- _SOURCE PASSAGE_
▼▼▼

Protective effect of a novel furan hybrid chalcone against bisphenol A-induced craniofacial developmental toxicity in zebrafish embryos.

Abstract

Bisphenol A (BPA), a pervasive endocrine disruptor, is known to cause significant developmental toxicity, particularly affecting craniofacial structures through oxidative stress and apoptosis. A novel furan hybrid chalcone derivative, 3-(2-hydroxy-5-nitrophenyl)-1-(5-methylfuran-2-yl)prop-2-en-1-one (DK04), specifically with a hydroxyl group for its antioxidant properties and a nitro group for enhanced electron-withdrawing ability, was evaluated for its potential to mitigate these toxic effects. Zebrafish embryos were exposed to BPA and co-treated with various concentrations of DK04. Our results demonstrated that DK04 significantly reduced reactive oxygen species (ROS) generation and lipid peroxidation, increased antioxidant enzyme activities (SOD and CAT), and restored the balance between pro-apoptotic (p53) and anti-apoptotic (bcl2) genes. Furthermore, DK04 treatment improved bone mineralization and chondrogenesis by reversing BPA-induced disruptions in osteogenic markers (runx2, sox9a, bmp6, and mmp13a). The locomotion impairments observed in BPA-exposed embryos were also ameliorated by DK04, indicating its potential neuroprotective effects. These findings suggest that DK04 offers a multifaceted approach to counteract BPA toxicity, making it a promising candidate for therapeutic intervention. This research underscores the importance of developing prophylactic compounds to safeguard health against environmental toxicants like BPA. Future studies should focus on long-term safety and efficacy in mammalian models and explore synergistic effects with other protective agents to broaden the applications of DK04 and contribute to public health benefits.

▲▲▲

- _DIRECTIONS_
According to the zebrafish abstract above, which osteogenic markers did DK04 treatment bring back from the BPA-induced disruptions?

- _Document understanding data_
▼▼▼

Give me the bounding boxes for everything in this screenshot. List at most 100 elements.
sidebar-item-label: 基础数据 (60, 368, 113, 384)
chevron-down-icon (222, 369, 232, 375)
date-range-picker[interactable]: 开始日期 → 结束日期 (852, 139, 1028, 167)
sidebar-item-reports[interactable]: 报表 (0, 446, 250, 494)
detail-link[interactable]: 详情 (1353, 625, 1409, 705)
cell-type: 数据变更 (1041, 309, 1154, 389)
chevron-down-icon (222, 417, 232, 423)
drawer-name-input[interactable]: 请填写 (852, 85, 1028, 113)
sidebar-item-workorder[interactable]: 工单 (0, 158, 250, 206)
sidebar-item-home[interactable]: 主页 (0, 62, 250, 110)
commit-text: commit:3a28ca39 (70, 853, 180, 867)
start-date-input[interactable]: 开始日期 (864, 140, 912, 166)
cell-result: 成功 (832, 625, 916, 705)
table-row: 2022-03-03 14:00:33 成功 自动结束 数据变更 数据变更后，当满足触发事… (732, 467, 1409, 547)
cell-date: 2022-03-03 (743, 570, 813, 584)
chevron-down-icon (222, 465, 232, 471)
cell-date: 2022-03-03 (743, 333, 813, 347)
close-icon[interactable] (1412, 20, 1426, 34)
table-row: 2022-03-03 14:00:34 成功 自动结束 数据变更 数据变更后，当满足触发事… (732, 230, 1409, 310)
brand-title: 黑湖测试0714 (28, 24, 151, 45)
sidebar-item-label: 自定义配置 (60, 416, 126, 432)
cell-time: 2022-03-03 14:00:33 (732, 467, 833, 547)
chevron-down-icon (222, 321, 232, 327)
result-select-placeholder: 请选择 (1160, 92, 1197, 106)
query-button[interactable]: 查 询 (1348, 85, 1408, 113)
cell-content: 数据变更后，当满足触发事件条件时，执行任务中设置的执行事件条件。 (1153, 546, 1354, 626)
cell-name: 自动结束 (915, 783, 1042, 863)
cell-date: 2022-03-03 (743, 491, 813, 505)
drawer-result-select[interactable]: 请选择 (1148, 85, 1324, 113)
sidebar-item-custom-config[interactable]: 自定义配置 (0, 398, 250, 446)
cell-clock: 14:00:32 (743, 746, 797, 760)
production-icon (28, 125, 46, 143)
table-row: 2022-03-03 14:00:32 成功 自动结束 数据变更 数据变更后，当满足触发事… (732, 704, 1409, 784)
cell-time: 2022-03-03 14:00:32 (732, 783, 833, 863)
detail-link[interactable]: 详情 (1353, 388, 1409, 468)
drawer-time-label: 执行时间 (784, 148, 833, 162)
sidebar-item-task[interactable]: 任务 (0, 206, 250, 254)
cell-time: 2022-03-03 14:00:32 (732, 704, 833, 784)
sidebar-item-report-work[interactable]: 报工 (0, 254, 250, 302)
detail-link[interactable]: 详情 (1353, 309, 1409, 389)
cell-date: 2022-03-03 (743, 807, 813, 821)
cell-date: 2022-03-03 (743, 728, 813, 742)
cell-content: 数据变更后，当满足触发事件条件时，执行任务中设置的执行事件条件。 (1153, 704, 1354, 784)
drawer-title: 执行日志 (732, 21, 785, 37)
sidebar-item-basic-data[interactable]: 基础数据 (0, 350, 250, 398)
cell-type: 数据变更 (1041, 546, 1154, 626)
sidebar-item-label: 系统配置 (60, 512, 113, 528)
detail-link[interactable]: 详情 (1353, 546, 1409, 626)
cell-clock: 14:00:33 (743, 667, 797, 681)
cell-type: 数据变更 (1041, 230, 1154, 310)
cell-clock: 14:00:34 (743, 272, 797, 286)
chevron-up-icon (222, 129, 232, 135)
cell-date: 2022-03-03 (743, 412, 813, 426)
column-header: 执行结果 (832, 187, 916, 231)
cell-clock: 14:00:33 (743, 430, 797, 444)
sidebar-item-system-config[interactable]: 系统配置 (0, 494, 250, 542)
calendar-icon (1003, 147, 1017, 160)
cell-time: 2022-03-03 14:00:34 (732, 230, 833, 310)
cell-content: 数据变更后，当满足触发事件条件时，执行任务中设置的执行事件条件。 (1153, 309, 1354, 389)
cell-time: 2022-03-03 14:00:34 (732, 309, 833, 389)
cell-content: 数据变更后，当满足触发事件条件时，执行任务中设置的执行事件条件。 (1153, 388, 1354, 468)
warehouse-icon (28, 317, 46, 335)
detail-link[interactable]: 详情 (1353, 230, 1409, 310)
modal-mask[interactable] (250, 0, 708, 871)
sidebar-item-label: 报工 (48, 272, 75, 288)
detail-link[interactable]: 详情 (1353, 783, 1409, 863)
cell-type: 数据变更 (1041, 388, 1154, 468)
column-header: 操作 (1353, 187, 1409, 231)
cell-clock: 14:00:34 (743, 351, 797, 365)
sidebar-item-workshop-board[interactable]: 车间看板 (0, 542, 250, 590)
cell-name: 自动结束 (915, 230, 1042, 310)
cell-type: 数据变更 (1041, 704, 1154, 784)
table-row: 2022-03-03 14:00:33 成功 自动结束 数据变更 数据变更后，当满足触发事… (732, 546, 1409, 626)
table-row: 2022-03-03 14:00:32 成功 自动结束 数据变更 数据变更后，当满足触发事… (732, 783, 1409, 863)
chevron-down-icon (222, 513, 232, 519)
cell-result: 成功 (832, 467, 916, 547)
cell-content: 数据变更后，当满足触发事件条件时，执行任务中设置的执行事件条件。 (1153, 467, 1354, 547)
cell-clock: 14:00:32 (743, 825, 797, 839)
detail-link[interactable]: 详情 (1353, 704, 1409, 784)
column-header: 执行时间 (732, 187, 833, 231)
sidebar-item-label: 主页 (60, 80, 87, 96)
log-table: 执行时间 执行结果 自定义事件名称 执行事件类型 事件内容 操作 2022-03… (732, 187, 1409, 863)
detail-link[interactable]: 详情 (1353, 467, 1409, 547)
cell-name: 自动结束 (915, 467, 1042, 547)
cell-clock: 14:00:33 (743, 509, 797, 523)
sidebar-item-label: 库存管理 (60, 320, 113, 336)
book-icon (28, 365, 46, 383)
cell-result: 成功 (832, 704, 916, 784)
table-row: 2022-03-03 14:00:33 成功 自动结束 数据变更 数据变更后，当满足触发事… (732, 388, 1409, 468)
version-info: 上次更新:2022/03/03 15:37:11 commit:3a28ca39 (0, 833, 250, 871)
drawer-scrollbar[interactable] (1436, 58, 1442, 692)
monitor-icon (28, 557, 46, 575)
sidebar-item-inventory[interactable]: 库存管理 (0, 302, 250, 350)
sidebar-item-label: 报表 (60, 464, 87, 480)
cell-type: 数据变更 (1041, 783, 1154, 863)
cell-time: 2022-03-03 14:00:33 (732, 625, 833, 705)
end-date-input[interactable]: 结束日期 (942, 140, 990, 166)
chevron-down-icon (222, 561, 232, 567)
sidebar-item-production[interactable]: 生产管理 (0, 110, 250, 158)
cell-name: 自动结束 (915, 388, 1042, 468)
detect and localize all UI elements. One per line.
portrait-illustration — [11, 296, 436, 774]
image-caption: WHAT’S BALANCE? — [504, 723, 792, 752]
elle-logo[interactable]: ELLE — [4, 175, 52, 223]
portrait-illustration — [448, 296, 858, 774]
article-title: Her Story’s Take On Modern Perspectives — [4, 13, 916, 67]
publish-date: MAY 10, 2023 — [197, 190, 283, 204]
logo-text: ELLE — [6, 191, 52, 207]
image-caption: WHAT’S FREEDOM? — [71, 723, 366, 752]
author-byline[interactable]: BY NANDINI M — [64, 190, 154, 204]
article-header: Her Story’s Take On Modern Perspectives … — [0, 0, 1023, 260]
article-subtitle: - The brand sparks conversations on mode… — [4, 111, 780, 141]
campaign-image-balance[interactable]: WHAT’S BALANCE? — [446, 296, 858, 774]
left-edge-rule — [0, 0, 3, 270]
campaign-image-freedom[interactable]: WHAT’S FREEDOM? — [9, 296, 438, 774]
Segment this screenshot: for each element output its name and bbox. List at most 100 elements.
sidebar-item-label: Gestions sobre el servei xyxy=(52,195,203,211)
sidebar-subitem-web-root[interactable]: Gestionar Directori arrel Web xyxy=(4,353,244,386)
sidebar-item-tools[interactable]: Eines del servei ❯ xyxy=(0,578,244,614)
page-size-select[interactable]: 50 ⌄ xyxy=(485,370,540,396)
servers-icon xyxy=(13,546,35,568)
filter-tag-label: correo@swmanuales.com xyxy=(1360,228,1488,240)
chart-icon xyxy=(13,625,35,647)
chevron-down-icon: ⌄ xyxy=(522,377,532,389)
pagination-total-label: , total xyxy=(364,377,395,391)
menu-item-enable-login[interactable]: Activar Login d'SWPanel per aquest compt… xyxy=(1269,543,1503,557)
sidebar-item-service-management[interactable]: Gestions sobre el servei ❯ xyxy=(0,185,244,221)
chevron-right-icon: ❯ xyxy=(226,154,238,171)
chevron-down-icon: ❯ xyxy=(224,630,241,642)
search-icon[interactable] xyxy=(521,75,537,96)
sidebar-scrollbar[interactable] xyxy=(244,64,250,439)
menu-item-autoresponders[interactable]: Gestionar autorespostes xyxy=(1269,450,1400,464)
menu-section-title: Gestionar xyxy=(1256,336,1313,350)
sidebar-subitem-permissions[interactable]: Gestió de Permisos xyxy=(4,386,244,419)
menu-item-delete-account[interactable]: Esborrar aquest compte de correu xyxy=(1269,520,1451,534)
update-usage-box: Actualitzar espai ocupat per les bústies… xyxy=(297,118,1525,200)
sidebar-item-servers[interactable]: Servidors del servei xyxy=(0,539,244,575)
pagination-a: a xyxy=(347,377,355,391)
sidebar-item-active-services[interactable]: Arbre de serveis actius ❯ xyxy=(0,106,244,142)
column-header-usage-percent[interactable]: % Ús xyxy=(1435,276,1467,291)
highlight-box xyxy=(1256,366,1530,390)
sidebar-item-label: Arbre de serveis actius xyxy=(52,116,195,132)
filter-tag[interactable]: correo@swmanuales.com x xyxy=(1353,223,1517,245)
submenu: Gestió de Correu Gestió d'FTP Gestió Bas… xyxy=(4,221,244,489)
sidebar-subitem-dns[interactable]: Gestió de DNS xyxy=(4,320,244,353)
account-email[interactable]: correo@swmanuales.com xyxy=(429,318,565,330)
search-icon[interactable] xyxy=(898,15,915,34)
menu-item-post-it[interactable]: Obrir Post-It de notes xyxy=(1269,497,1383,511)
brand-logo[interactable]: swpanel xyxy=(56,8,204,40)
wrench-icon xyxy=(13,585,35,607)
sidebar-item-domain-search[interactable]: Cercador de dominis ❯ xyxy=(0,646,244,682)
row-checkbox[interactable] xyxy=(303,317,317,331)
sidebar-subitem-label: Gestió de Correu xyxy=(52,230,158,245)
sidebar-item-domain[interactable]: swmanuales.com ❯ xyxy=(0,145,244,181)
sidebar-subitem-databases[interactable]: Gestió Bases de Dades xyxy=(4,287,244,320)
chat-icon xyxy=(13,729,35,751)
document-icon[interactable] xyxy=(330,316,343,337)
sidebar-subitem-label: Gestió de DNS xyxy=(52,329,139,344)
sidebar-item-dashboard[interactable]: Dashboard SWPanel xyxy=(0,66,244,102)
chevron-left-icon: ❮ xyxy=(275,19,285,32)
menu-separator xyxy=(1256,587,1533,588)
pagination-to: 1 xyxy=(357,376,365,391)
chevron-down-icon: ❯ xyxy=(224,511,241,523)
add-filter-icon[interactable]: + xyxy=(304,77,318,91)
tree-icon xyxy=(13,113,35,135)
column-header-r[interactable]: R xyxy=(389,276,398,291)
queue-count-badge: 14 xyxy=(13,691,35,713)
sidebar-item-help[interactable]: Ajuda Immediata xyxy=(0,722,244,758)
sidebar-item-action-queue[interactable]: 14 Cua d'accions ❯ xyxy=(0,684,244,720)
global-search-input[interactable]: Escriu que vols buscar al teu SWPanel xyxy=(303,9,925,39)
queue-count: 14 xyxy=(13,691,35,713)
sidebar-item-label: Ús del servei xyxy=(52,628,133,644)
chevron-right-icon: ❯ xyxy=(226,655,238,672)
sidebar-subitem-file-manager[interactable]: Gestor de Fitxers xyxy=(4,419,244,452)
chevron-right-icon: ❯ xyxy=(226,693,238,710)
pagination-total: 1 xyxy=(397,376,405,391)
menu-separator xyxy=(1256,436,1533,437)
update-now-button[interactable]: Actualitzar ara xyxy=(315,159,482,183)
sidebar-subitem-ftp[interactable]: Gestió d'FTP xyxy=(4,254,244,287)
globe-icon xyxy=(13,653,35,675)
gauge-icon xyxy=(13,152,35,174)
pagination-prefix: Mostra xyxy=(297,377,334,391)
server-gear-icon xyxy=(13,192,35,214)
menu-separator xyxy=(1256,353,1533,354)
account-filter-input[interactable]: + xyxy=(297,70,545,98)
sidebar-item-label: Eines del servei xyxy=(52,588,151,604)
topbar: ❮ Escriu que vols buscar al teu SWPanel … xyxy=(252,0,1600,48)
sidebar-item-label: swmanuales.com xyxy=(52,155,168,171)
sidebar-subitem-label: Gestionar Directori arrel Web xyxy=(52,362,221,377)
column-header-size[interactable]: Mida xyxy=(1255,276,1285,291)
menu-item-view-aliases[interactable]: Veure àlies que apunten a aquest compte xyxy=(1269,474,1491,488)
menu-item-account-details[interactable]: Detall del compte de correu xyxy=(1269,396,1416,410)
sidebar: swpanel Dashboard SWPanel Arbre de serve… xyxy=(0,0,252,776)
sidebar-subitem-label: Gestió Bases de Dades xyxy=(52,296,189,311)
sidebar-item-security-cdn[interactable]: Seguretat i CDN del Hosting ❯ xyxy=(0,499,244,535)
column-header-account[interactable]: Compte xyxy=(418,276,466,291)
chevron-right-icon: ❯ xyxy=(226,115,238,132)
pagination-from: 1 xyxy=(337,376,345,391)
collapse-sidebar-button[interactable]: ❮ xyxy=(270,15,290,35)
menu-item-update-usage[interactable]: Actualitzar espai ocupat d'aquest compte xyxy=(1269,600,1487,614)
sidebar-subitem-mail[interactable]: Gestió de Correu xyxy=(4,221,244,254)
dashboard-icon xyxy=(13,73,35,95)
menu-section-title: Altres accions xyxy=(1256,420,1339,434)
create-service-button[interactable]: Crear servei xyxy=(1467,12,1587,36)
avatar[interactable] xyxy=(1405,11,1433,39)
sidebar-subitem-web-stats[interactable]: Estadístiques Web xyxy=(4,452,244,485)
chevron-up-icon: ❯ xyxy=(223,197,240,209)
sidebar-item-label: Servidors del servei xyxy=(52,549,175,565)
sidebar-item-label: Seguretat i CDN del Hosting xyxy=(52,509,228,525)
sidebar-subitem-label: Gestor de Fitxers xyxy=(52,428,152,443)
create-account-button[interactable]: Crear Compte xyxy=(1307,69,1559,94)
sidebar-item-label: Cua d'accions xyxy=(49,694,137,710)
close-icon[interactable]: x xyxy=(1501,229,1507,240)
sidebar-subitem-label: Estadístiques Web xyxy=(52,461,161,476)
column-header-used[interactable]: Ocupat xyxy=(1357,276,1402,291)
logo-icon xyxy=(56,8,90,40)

▲▲▲

- _TASK RESULT_
runx2, sox9a, bmp6, and mmp13a